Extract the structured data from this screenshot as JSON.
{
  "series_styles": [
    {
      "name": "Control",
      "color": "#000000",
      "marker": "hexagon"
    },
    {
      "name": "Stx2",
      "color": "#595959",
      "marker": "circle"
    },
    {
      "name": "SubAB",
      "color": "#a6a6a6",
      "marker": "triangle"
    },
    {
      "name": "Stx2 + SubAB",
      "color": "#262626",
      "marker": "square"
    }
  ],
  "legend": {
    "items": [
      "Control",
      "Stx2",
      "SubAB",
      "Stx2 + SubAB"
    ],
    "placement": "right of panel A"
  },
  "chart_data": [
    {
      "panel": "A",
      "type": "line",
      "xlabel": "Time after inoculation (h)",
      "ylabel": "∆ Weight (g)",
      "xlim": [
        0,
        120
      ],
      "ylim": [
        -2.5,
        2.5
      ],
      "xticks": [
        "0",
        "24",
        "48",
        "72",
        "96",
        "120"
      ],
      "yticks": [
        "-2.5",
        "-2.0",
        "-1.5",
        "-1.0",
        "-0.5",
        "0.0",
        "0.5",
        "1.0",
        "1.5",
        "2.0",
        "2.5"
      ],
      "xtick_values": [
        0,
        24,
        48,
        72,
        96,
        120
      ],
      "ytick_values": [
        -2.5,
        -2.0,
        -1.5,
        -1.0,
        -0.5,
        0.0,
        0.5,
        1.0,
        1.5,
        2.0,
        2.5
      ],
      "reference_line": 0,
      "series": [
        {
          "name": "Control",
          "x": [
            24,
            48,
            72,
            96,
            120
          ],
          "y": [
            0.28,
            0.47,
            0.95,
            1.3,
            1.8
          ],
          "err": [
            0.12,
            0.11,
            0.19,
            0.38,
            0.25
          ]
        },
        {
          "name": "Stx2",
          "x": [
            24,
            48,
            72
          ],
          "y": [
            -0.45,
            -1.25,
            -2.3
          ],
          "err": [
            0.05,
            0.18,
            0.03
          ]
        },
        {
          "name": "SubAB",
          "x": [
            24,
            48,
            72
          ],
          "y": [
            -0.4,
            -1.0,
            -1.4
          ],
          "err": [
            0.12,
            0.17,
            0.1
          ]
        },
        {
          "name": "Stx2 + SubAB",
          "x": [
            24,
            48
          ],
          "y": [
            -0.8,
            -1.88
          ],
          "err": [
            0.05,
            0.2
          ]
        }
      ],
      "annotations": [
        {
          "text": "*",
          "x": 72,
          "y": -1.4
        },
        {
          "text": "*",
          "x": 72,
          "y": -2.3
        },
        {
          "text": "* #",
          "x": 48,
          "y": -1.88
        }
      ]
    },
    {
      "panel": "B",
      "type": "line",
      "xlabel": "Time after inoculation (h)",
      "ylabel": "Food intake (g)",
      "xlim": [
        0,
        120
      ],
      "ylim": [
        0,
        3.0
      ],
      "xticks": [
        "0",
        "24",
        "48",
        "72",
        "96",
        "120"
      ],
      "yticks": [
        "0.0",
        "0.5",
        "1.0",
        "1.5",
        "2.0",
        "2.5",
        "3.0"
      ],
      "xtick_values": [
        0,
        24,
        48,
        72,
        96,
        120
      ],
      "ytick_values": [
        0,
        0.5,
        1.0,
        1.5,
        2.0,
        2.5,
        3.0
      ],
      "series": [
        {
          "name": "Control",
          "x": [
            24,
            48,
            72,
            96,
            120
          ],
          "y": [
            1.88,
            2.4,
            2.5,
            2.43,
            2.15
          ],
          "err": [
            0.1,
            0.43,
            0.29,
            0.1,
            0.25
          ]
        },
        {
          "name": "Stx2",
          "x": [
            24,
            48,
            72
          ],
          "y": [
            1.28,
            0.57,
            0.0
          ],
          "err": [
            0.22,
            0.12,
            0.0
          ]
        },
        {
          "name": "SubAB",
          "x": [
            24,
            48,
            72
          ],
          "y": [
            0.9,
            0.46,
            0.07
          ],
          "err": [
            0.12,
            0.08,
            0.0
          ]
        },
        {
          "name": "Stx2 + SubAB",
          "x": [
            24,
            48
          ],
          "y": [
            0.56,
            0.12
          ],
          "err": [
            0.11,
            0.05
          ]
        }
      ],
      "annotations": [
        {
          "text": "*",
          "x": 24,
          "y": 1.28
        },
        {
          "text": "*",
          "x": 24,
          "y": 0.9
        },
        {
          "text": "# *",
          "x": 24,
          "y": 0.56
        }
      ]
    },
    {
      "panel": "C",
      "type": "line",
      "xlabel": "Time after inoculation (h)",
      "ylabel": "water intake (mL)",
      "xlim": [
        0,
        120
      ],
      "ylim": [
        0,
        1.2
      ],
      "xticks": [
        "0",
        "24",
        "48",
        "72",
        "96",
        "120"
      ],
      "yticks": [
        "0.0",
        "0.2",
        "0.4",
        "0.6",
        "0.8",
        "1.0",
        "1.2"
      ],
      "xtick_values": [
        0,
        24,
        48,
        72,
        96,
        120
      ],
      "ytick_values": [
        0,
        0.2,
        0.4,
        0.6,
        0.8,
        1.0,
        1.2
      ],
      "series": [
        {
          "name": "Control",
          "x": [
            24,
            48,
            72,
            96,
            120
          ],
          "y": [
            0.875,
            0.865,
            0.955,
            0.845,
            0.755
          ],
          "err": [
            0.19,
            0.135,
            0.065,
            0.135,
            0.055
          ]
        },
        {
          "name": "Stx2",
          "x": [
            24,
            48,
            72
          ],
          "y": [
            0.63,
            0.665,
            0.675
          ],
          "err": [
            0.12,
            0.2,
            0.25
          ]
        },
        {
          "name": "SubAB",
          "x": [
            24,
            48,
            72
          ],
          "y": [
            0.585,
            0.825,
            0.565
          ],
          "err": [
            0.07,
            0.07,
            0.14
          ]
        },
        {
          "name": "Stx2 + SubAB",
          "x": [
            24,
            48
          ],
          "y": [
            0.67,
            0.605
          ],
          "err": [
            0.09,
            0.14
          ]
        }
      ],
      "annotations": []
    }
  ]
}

^^^^^^^^^^^^^^^^

CHALLENGE —
Restate each of the entries above verbatim.

WRITTEN RESPONSE —
Extract the structured data from this screenshot as JSON.
{
  "series_styles": [
    {
      "name": "Control",
      "color": "#000000",
      "marker": "hexagon"
    },
    {
      "name": "Stx2",
      "color": "#595959",
      "marker": "circle"
    },
    {
      "name": "SubAB",
      "color": "#a6a6a6",
      "marker": "triangle"
    },
    {
      "name": "Stx2 + SubAB",
      "color": "#262626",
      "marker": "square"
    }
  ],
  "legend": {
    "items": [
      "Control",
      "Stx2",
      "SubAB",
      "Stx2 + SubAB"
    ],
    "placement": "right of panel A"
  },
  "chart_data": [
    {
      "panel": "A",
      "type": "line",
      "xlabel": "Time after inoculation (h)",
      "ylabel": "∆ Weight (g)",
      "xlim": [
        0,
        120
      ],
      "ylim": [
        -2.5,
        2.5
      ],
      "xticks": [
        "0",
        "24",
        "48",
        "72",
        "96",
        "120"
      ],
      "yticks": [
        "-2.5",
        "-2.0",
        "-1.5",
        "-1.0",
        "-0.5",
        "0.0",
        "0.5",
        "1.0",
        "1.5",
        "2.0",
        "2.5"
      ],
      "xtick_values": [
        0,
        24,
        48,
        72,
        96,
        120
      ],
      "ytick_values": [
        -2.5,
        -2.0,
        -1.5,
        -1.0,
        -0.5,
        0.0,
        0.5,
        1.0,
        1.5,
        2.0,
        2.5
      ],
      "reference_line": 0,
      "series": [
        {
          "name": "Control",
          "x": [
            24,
            48,
            72,
            96,
            120
          ],
          "y": [
            0.28,
            0.47,
            0.95,
            1.3,
            1.8
          ],
          "err": [
            0.12,
            0.11,
            0.19,
            0.38,
            0.25
          ]
        },
        {
          "name": "Stx2",
          "x": [
            24,
            48,
            72
          ],
          "y": [
            -0.45,
            -1.25,
            -2.3
          ],
          "err": [
            0.05,
            0.18,
            0.03
          ]
        },
        {
          "name": "SubAB",
          "x": [
            24,
            48,
            72
          ],
          "y": [
            -0.4,
            -1.0,
            -1.4
          ],
          "err": [
            0.12,
            0.17,
            0.1
          ]
        },
        {
          "name": "Stx2 + SubAB",
          "x": [
            24,
            48
          ],
          "y": [
            -0.8,
            -1.88
          ],
          "err": [
            0.05,
            0.2
          ]
        }
      ],
      "annotations": [
        {
          "text": "*",
          "x": 72,
          "y": -1.4
        },
        {
          "text": "*",
          "x": 72,
          "y": -2.3
        },
        {
          "text": "* #",
          "x": 48,
          "y": -1.88
        }
      ]
    },
    {
      "panel": "B",
      "type": "line",
      "xlabel": "Time after inoculation (h)",
      "ylabel": "Food intake (g)",
      "xlim": [
        0,
        120
      ],
      "ylim": [
        0,
        3.0
      ],
      "xticks": [
        "0",
        "24",
        "48",
        "72",
        "96",
        "120"
      ],
      "yticks": [
        "0.0",
        "0.5",
        "1.0",
        "1.5",
        "2.0",
        "2.5",
        "3.0"
      ],
      "xtick_values": [
        0,
        24,
        48,
        72,
        96,
        120
      ],
      "ytick_values": [
        0,
        0.5,
        1.0,
        1.5,
        2.0,
        2.5,
        3.0
      ],
      "series": [
        {
          "name": "Control",
          "x": [
            24,
            48,
            72,
            96,
            120
          ],
          "y": [
            1.88,
            2.4,
            2.5,
            2.43,
            2.15
          ],
          "err": [
            0.1,
            0.43,
            0.29,
            0.1,
            0.25
          ]
        },
        {
          "name": "Stx2",
          "x": [
            24,
            48,
            72
          ],
          "y": [
            1.28,
            0.57,
            0.0
          ],
          "err": [
            0.22,
            0.12,
            0.0
          ]
        },
        {
          "name": "SubAB",
          "x": [
            24,
            48,
            72
          ],
          "y": [
            0.9,
            0.46,
            0.07
          ],
          "err": [
            0.12,
            0.08,
            0.0
          ]
        },
        {
          "name": "Stx2 + SubAB",
          "x": [
            24,
            48
          ],
          "y": [
            0.56,
            0.12
          ],
          "err": [
            0.11,
            0.05
          ]
        }
      ],
      "annotations": [
        {
          "text": "*",
          "x": 24,
          "y": 1.28
        },
        {
          "text": "*",
          "x": 24,
          "y": 0.9
        },
        {
          "text": "# *",
          "x": 24,
          "y": 0.56
        }
      ]
    },
    {
      "panel": "C",
      "type": "line",
      "xlabel": "Time after inoculation (h)",
      "ylabel": "water intake (mL)",
      "xlim": [
        0,
        120
      ],
      "ylim": [
        0,
        1.2
      ],
      "xticks": [
        "0",
        "24",
        "48",
        "72",
        "96",
        "120"
      ],
      "yticks": [
        "0.0",
        "0.2",
        "0.4",
        "0.6",
        "0.8",
        "1.0",
        "1.2"
      ],
      "xtick_values": [
        0,
        24,
        48,
        72,
        96,
        120
      ],
      "ytick_values": [
        0,
        0.2,
        0.4,
        0.6,
        0.8,
        1.0,
        1.2
      ],
      "series": [
        {
          "name": "Control",
          "x": [
            24,
            48,
            72,
            96,
            120
          ],
          "y": [
            0.875,
            0.865,
            0.955,
            0.845,
            0.755
          ],
          "err": [
            0.19,
            0.135,
            0.065,
            0.135,
            0.055
          ]
        },
        {
          "name": "Stx2",
          "x": [
            24,
            48,
            72
          ],
          "y": [
            0.63,
            0.665,
            0.675
          ],
          "err": [
            0.12,
            0.2,
            0.25
          ]
        },
        {
          "name": "SubAB",
          "x": [
            24,
            48,
            72
          ],
          "y": [
            0.585,
            0.825,
            0.565
          ],
          "err": [
            0.07,
            0.07,
            0.14
          ]
        },
        {
          "name": "Stx2 + SubAB",
          "x": [
            24,
            48
          ],
          "y": [
            0.67,
            0.605
          ],
          "err": [
            0.09,
            0.14
          ]
        }
      ],
      "annotations": []
    }
  ]
}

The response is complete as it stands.